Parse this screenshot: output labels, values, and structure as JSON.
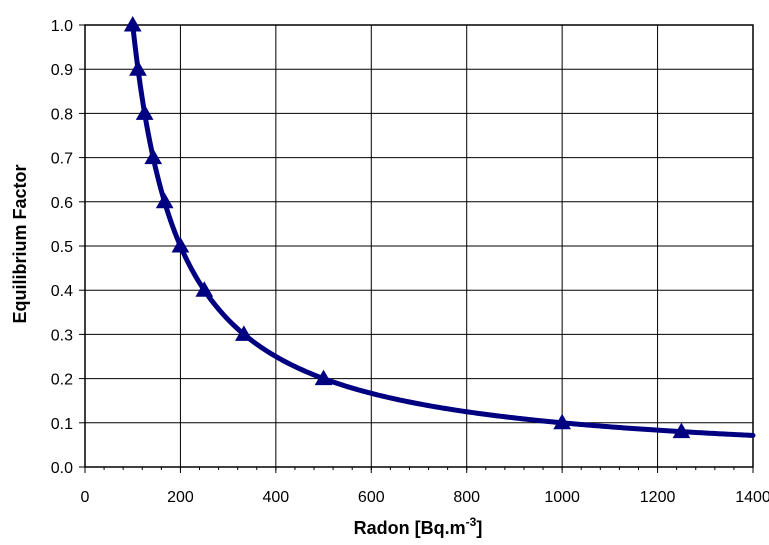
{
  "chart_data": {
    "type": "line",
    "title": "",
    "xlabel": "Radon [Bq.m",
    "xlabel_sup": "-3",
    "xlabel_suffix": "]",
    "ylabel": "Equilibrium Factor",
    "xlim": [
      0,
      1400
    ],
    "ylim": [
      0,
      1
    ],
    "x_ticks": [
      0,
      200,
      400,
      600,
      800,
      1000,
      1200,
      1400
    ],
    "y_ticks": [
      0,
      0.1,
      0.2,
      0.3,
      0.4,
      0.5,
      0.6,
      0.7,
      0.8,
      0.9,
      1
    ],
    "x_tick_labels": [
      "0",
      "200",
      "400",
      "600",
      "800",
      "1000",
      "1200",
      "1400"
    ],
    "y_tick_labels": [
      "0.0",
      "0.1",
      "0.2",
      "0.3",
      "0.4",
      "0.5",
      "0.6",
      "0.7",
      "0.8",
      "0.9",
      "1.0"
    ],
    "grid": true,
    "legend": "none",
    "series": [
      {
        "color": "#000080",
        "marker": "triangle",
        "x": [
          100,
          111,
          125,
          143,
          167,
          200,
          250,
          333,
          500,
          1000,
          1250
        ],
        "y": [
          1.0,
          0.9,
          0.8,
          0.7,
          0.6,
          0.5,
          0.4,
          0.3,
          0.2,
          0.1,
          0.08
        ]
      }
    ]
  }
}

++++++

### What the task asks:
Pictures appear in the records above. Output everything except them, exactly.

### Answer to this task:
Parse this screenshot: output labels, values, and structure as JSON.
{
  "chart_data": {
    "type": "line",
    "title": "",
    "xlabel": "Radon [Bq.m",
    "xlabel_sup": "-3",
    "xlabel_suffix": "]",
    "ylabel": "Equilibrium Factor",
    "xlim": [
      0,
      1400
    ],
    "ylim": [
      0,
      1
    ],
    "x_ticks": [
      0,
      200,
      400,
      600,
      800,
      1000,
      1200,
      1400
    ],
    "y_ticks": [
      0,
      0.1,
      0.2,
      0.3,
      0.4,
      0.5,
      0.6,
      0.7,
      0.8,
      0.9,
      1
    ],
    "x_tick_labels": [
      "0",
      "200",
      "400",
      "600",
      "800",
      "1000",
      "1200",
      "1400"
    ],
    "y_tick_labels": [
      "0.0",
      "0.1",
      "0.2",
      "0.3",
      "0.4",
      "0.5",
      "0.6",
      "0.7",
      "0.8",
      "0.9",
      "1.0"
    ],
    "grid": true,
    "legend": "none",
    "series": [
      {
        "color": "#000080",
        "marker": "triangle",
        "x": [
          100,
          111,
          125,
          143,
          167,
          200,
          250,
          333,
          500,
          1000,
          1250
        ],
        "y": [
          1.0,
          0.9,
          0.8,
          0.7,
          0.6,
          0.5,
          0.4,
          0.3,
          0.2,
          0.1,
          0.08
        ]
      }
    ]
  }
}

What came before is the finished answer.